DIRECTIONS FOR THIS TASK: Say how many lines of the material below contain the word "Capital", with no other words.

(Some records)
□ □ □ □

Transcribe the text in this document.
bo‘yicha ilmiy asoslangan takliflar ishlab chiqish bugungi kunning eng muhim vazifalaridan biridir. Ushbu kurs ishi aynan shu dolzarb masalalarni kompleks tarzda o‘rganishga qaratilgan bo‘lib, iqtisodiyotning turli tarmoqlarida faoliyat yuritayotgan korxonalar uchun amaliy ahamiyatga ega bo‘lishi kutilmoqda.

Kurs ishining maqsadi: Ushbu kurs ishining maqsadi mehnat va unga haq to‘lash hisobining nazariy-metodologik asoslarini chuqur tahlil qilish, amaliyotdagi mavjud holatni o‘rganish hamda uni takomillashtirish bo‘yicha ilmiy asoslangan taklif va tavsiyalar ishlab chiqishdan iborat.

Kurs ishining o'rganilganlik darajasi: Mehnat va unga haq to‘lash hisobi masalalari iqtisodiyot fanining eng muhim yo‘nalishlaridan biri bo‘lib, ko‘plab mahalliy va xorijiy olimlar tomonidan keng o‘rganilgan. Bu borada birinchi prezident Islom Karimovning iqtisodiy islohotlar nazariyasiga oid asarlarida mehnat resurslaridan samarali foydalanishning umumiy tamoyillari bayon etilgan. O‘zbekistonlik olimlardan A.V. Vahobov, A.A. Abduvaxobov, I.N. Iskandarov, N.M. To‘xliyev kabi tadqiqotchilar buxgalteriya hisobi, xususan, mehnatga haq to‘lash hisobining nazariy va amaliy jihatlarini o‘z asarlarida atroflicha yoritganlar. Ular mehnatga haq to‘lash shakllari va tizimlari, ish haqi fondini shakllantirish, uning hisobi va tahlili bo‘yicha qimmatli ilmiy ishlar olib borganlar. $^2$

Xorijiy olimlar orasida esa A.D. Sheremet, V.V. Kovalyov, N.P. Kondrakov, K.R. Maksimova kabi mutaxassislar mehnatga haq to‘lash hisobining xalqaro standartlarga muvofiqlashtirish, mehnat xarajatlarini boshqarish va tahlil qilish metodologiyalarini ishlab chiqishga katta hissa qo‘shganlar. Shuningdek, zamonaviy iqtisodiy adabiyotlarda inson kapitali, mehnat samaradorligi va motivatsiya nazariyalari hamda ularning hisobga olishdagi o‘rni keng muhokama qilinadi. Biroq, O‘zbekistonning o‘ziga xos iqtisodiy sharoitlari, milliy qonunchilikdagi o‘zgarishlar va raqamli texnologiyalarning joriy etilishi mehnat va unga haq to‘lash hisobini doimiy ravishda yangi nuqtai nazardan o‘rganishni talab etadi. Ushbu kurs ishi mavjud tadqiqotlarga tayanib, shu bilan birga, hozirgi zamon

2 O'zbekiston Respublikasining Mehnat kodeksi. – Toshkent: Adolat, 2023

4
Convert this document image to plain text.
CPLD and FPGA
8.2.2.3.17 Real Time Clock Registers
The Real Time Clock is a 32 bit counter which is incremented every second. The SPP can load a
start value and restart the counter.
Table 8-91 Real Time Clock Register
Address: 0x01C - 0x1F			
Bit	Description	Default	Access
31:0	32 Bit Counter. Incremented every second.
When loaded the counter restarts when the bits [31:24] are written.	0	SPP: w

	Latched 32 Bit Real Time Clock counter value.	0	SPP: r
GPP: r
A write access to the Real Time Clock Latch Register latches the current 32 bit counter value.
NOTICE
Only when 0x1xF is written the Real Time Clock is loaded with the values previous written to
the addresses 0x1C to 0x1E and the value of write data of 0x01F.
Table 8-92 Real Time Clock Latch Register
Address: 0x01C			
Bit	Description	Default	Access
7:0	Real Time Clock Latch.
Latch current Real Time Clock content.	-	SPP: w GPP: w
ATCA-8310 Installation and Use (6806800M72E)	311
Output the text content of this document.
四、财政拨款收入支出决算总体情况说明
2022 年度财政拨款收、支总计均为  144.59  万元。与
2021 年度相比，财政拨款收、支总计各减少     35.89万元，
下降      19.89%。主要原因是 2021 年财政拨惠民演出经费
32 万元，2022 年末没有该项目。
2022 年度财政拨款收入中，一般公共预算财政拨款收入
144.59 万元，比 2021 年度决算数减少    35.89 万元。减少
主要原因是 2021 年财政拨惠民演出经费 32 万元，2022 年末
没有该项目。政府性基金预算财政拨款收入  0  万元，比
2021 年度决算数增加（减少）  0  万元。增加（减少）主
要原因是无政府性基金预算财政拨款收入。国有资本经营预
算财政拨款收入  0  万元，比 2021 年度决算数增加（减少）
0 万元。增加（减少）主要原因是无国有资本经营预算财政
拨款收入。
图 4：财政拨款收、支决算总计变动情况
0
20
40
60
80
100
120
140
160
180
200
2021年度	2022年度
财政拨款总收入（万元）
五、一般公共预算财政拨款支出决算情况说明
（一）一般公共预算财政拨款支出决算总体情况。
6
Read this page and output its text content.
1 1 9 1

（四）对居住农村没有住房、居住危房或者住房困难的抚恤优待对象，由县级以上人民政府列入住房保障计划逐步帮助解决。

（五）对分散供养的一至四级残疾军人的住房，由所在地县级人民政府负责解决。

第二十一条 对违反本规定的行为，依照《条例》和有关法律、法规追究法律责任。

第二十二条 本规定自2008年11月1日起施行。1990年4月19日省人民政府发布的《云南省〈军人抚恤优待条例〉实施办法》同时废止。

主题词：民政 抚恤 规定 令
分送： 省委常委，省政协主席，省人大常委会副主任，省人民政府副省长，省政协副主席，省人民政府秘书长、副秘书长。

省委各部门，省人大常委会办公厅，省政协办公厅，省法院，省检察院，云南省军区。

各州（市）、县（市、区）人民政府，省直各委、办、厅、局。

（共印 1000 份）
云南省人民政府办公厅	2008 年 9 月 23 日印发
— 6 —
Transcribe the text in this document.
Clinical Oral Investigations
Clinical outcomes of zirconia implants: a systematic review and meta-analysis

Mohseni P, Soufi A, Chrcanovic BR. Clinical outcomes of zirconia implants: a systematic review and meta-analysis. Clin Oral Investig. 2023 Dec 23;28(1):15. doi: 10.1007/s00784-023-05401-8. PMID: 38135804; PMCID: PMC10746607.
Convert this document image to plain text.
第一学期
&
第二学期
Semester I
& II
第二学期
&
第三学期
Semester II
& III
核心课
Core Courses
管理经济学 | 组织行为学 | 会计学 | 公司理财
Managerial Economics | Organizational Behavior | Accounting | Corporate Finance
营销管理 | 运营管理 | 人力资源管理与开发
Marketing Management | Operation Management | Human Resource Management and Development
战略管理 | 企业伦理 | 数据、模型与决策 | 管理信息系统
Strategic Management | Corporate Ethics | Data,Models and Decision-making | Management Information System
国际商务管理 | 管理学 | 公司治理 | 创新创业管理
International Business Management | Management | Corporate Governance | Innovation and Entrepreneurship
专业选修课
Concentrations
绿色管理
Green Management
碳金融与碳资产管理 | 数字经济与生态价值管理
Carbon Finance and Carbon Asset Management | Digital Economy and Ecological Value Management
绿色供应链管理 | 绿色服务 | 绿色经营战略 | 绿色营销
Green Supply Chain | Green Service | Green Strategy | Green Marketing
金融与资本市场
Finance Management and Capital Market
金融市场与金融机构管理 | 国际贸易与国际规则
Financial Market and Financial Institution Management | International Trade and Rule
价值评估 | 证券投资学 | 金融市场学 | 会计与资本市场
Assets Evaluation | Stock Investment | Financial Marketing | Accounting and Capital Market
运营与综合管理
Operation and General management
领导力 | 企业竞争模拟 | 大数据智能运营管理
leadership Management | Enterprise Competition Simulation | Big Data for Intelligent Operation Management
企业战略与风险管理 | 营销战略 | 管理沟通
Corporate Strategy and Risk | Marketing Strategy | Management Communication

□ □ □ □

COMPLETE OUTPUT: 2